* **TASK TO COMPLETE**:
Extract all lines in the data that contain the word "labels".

■ ■ ■ ■ ■ ■ ■

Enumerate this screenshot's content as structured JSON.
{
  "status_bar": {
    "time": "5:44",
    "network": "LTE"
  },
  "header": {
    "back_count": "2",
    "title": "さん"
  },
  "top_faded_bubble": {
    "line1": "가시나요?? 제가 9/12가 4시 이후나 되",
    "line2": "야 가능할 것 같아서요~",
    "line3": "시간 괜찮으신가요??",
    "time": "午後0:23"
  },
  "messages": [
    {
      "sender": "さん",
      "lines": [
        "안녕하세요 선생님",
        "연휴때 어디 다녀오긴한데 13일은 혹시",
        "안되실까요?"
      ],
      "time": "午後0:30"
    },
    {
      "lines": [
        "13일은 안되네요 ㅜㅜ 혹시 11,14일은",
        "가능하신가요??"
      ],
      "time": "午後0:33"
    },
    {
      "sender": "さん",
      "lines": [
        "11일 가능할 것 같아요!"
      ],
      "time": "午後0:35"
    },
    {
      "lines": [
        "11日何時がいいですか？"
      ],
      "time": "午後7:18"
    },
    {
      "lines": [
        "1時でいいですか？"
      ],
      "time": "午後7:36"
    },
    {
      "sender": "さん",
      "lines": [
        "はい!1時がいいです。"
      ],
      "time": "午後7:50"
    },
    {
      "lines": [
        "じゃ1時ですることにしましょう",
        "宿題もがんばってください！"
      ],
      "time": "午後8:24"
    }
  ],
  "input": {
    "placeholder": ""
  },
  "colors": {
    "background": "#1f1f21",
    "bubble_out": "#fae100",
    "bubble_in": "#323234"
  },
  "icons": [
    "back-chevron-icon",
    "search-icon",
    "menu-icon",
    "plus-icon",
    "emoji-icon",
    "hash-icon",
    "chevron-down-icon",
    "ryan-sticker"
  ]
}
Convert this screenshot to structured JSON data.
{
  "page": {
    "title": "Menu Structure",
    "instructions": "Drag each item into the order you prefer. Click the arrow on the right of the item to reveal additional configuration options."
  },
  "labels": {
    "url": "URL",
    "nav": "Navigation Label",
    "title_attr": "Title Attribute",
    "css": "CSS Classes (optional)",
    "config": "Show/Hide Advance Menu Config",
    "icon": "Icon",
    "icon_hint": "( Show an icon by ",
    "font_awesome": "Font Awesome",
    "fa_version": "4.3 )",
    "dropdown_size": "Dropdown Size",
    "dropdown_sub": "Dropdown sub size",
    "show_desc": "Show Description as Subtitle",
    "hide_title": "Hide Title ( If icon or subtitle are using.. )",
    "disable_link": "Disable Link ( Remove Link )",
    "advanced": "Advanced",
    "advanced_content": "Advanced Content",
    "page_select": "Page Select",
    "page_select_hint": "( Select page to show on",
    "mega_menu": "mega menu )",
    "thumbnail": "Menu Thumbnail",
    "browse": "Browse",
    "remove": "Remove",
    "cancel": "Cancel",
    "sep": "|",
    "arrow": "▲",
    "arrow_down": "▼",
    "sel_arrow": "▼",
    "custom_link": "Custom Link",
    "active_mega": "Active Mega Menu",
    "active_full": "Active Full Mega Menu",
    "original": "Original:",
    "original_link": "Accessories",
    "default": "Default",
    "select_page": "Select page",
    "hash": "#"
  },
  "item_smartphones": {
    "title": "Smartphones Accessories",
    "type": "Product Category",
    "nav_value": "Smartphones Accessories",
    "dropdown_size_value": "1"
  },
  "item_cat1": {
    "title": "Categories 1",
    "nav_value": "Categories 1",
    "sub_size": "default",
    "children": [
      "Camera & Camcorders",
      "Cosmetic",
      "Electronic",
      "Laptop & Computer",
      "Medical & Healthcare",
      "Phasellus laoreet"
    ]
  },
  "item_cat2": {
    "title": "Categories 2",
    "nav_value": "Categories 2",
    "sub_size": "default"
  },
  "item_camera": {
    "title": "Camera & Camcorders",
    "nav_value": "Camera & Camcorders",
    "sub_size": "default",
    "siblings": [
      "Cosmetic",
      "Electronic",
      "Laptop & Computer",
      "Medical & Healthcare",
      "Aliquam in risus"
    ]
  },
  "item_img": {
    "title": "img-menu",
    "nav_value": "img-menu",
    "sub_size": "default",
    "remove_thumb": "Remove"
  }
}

■ ■ ■ ■ ■ ■ ■

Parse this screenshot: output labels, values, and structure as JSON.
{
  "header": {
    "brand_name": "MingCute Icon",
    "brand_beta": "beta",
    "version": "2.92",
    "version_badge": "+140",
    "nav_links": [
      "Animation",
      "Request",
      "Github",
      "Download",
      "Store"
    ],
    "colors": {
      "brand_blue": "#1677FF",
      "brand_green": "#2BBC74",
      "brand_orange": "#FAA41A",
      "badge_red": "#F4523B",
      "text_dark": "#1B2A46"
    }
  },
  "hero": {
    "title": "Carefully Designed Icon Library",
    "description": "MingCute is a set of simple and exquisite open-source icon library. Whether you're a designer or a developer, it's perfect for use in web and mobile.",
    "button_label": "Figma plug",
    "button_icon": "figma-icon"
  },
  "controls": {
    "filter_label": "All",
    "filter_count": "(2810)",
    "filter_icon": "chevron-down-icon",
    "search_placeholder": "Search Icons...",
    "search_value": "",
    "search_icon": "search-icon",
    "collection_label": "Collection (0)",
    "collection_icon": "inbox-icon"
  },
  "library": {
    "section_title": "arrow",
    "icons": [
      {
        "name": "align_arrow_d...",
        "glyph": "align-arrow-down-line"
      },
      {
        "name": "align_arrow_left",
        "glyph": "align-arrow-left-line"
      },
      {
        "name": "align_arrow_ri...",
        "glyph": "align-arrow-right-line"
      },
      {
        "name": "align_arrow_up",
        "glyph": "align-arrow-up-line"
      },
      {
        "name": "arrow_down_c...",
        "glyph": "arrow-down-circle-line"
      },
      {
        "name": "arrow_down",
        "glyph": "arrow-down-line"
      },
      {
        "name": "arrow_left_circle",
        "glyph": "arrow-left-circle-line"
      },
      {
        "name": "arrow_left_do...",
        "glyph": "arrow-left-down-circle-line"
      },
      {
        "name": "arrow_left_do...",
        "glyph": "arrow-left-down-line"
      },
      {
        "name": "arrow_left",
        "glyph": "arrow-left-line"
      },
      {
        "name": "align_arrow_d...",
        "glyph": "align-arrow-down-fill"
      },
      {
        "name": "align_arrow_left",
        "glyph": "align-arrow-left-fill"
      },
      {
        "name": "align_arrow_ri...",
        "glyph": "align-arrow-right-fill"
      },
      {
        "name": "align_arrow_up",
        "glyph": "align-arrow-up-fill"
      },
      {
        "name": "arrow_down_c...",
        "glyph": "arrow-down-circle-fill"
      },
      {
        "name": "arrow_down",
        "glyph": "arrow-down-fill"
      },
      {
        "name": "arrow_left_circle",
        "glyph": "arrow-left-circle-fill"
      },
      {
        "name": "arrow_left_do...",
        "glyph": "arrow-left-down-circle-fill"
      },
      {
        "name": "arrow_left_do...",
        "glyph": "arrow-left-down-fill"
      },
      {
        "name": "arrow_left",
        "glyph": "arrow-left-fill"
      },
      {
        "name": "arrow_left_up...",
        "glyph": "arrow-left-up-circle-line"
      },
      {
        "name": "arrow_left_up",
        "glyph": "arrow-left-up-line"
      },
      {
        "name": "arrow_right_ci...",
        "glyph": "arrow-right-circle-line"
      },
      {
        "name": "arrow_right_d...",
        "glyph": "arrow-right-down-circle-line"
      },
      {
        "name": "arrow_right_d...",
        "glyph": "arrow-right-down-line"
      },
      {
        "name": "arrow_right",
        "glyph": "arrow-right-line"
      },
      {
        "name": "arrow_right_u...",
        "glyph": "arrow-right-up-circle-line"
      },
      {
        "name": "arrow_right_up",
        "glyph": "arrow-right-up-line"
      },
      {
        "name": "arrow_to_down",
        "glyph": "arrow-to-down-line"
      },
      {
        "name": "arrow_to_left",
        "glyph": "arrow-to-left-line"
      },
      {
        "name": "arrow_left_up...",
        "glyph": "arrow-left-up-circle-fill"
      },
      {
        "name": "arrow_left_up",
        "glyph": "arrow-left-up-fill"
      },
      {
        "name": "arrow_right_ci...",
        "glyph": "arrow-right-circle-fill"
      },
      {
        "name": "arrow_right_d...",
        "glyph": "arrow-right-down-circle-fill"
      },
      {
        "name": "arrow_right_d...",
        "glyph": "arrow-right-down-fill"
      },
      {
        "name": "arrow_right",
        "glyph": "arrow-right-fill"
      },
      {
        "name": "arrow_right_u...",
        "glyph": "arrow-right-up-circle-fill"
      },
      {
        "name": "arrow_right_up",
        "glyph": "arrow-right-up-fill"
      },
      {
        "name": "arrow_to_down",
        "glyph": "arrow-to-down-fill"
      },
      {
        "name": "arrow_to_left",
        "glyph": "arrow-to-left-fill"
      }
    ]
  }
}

■ ■ ■ ■ ■ ■ ■

* **FINAL RESULT**:
  "labels": {
Parse this screenshot: output labels, values, and structure as JSON.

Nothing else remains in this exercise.